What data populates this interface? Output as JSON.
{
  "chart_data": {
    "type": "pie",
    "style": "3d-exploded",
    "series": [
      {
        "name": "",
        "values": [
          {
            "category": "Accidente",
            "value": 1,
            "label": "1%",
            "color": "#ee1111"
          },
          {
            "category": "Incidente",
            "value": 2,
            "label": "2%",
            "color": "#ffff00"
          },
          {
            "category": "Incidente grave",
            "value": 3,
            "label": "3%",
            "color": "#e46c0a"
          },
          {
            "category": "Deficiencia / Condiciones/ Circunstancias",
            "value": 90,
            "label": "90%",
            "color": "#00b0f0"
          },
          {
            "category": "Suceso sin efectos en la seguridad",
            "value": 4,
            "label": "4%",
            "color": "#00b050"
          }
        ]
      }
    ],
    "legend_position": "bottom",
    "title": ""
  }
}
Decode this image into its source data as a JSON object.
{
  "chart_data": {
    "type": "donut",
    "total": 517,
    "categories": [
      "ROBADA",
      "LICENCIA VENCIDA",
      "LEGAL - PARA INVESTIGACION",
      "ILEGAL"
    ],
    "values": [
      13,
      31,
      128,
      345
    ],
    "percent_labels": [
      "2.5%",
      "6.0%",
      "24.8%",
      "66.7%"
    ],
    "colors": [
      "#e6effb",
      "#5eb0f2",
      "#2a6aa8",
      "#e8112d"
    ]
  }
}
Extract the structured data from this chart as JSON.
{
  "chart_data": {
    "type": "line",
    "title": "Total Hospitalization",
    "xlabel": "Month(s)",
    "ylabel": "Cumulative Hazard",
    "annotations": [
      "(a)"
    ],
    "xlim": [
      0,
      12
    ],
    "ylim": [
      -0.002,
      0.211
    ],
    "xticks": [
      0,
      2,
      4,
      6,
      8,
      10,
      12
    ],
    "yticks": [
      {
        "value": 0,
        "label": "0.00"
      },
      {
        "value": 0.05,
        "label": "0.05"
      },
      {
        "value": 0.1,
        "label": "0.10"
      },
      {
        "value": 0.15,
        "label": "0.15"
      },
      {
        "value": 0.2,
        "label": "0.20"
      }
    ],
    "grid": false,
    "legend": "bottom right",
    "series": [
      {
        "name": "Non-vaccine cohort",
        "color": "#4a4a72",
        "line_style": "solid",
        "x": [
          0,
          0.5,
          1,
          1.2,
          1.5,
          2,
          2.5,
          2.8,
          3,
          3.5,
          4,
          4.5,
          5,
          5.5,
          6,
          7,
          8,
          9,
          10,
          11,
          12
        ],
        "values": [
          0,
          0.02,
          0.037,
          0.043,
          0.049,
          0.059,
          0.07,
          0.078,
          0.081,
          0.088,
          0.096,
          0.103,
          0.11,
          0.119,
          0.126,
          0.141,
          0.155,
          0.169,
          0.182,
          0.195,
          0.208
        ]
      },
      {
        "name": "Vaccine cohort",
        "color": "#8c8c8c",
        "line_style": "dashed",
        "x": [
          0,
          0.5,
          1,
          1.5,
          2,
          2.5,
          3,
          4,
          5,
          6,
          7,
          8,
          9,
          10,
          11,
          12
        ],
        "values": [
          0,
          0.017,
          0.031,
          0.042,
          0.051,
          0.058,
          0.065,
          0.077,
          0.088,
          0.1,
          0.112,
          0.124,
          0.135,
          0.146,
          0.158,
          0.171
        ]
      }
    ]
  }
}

*****

# [Objective]
Quote all the records exactly, please, leaving none out.

# [Answer for this exercise]
What data populates this interface? Output as JSON.
{
  "chart_data": {
    "type": "pie",
    "style": "3d-exploded",
    "series": [
      {
        "name": "",
        "values": [
          {
            "category": "Accidente",
            "value": 1,
            "label": "1%",
            "color": "#ee1111"
          },
          {
            "category": "Incidente",
            "value": 2,
            "label": "2%",
            "color": "#ffff00"
          },
          {
            "category": "Incidente grave",
            "value": 3,
            "label": "3%",
            "color": "#e46c0a"
          },
          {
            "category": "Deficiencia / Condiciones/ Circunstancias",
            "value": 90,
            "label": "90%",
            "color": "#00b0f0"
          },
          {
            "category": "Suceso sin efectos en la seguridad",
            "value": 4,
            "label": "4%",
            "color": "#00b050"
          }
        ]
      }
    ],
    "legend_position": "bottom",
    "title": ""
  }
}
Decode this image into its source data as a JSON object.
{
  "chart_data": {
    "type": "donut",
    "total": 517,
    "categories": [
      "ROBADA",
      "LICENCIA VENCIDA",
      "LEGAL - PARA INVESTIGACION",
      "ILEGAL"
    ],
    "values": [
      13,
      31,
      128,
      345
    ],
    "percent_labels": [
      "2.5%",
      "6.0%",
      "24.8%",
      "66.7%"
    ],
    "colors": [
      "#e6effb",
      "#5eb0f2",
      "#2a6aa8",
      "#e8112d"
    ]
  }
}
Extract the structured data from this chart as JSON.
{
  "chart_data": {
    "type": "line",
    "title": "Total Hospitalization",
    "xlabel": "Month(s)",
    "ylabel": "Cumulative Hazard",
    "annotations": [
      "(a)"
    ],
    "xlim": [
      0,
      12
    ],
    "ylim": [
      -0.002,
      0.211
    ],
    "xticks": [
      0,
      2,
      4,
      6,
      8,
      10,
      12
    ],
    "yticks": [
      {
        "value": 0,
        "label": "0.00"
      },
      {
        "value": 0.05,
        "label": "0.05"
      },
      {
        "value": 0.1,
        "label": "0.10"
      },
      {
        "value": 0.15,
        "label": "0.15"
      },
      {
        "value": 0.2,
        "label": "0.20"
      }
    ],
    "grid": false,
    "legend": "bottom right",
    "series": [
      {
        "name": "Non-vaccine cohort",
        "color": "#4a4a72",
        "line_style": "solid",
        "x": [
          0,
          0.5,
          1,
          1.2,
          1.5,
          2,
          2.5,
          2.8,
          3,
          3.5,
          4,
          4.5,
          5,
          5.5,
          6,
          7,
          8,
          9,
          10,
          11,
          12
        ],
        "values": [
          0,
          0.02,
          0.037,
          0.043,
          0.049,
          0.059,
          0.07,
          0.078,
          0.081,
          0.088,
          0.096,
          0.103,
          0.11,
          0.119,
          0.126,
          0.141,
          0.155,
          0.169,
          0.182,
          0.195,
          0.208
        ]
      },
      {
        "name": "Vaccine cohort",
        "color": "#8c8c8c",
        "line_style": "dashed",
        "x": [
          0,
          0.5,
          1,
          1.5,
          2,
          2.5,
          3,
          4,
          5,
          6,
          7,
          8,
          9,
          10,
          11,
          12
        ],
        "values": [
          0,
          0.017,
          0.031,
          0.042,
          0.051,
          0.058,
          0.065,
          0.077,
          0.088,
          0.1,
          0.112,
          0.124,
          0.135,
          0.146,
          0.158,
          0.171
        ]
      }
    ]
  }
}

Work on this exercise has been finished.